## PROBLEM DETAILS
Copy out all lines with the word "是多种涂料的溶剂的原料" in them.

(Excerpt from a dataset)
═══

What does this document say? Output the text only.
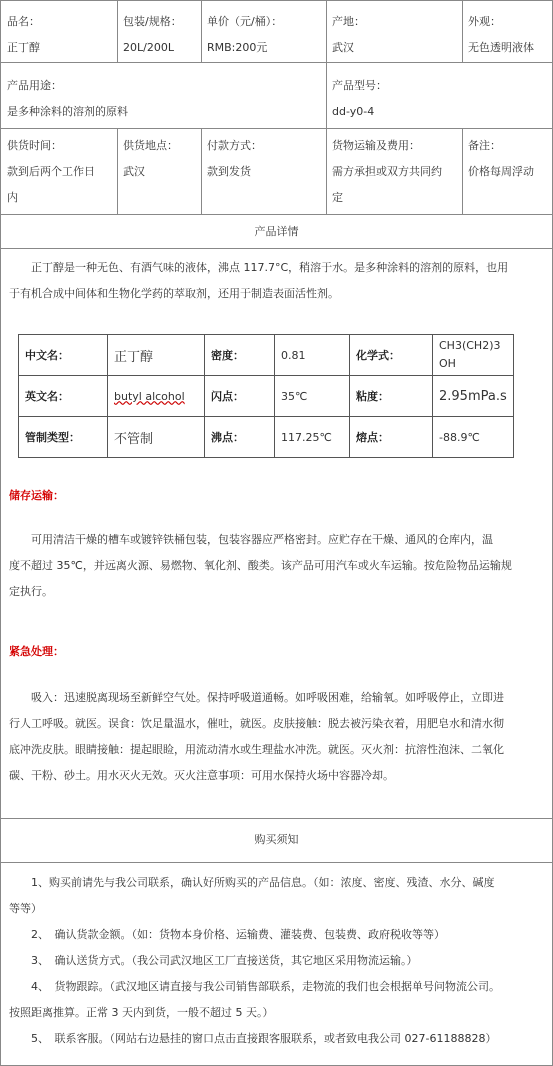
品名：
正丁醇
包装/规格：
20L/200L
单价（元/桶）：
RMB:200元
产地：
武汉
外观：
无色透明液体
产品用途：
是多种涂料的溶剂的原料
产品型号：
dd-y0-4
供货时间：
款到后两个工作日
内
供货地点：
武汉
付款方式：
款到发货
货物运输及费用：
需方承担或双方共同约
定
备注：
价格每周浮动
产品详情
　　正丁醇是一种无色、有酒气味的液体，沸点 117.7°C，稍溶于水。是多种涂料的溶剂的原料，也用
于有机合成中间体和生物化学药的萃取剂，还用于制造表面活性剂。
中文名：	正丁醇	密度：	0.81	化学式：	CH3(CH2)3 OH
英文名：	butyl alcohol	闪点：	35℃	粘度：	2.95mPa.s
管制类型：	不管制	沸点：	117.25℃	熔点：	-88.9℃
储存运输：
　　可用清洁干燥的槽车或镀锌铁桶包装，包装容器应严格密封。应贮存在干燥、通风的仓库内，温
度不超过 35℃，并远离火源、易燃物、氧化剂、酸类。该产品可用汽车或火车运输。按危险物品运输规
定执行。
紧急处理：
　　吸入：迅速脱离现场至新鲜空气处。保持呼吸道通畅。如呼吸困难，给输氧。如呼吸停止，立即进
行人工呼吸。就医。误食：饮足量温水，催吐，就医。皮肤接触：脱去被污染衣着，用肥皂水和清水彻
底冲洗皮肤。眼睛接触：提起眼睑，用流动清水或生理盐水冲洗。就医。灭火剂：抗溶性泡沫、二氧化
碳、干粉、砂土。用水灭火无效。灭火注意事项：可用水保持火场中容器冷却。
购买须知
　　1、购买前请先与我公司联系，确认好所购买的产品信息。（如：浓度、密度、残渣、水分、碱度
等等）
　　2、　确认货款金额。（如：货物本身价格、运输费、灌装费、包装费、政府税收等等）
　　3、　确认送货方式。（我公司武汉地区工厂直接送货，其它地区采用物流运输。）
　　4、　货物跟踪。（武汉地区请直接与我公司销售部联系，走物流的我们也会根据单号问物流公司。
按照距离推算。正常 3 天内到货，一般不超过 5 天。）
　　5、　联系客服。（网站右边悬挂的窗口点击直接跟客服联系，或者致电我公司 027-61188828）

═══

## TASK ANSWER
是多种涂料的溶剂的原料
　　正丁醇是一种无色、有酒气味的液体，沸点 117.7°C，稍溶于水。是多种涂料的溶剂的原料，也用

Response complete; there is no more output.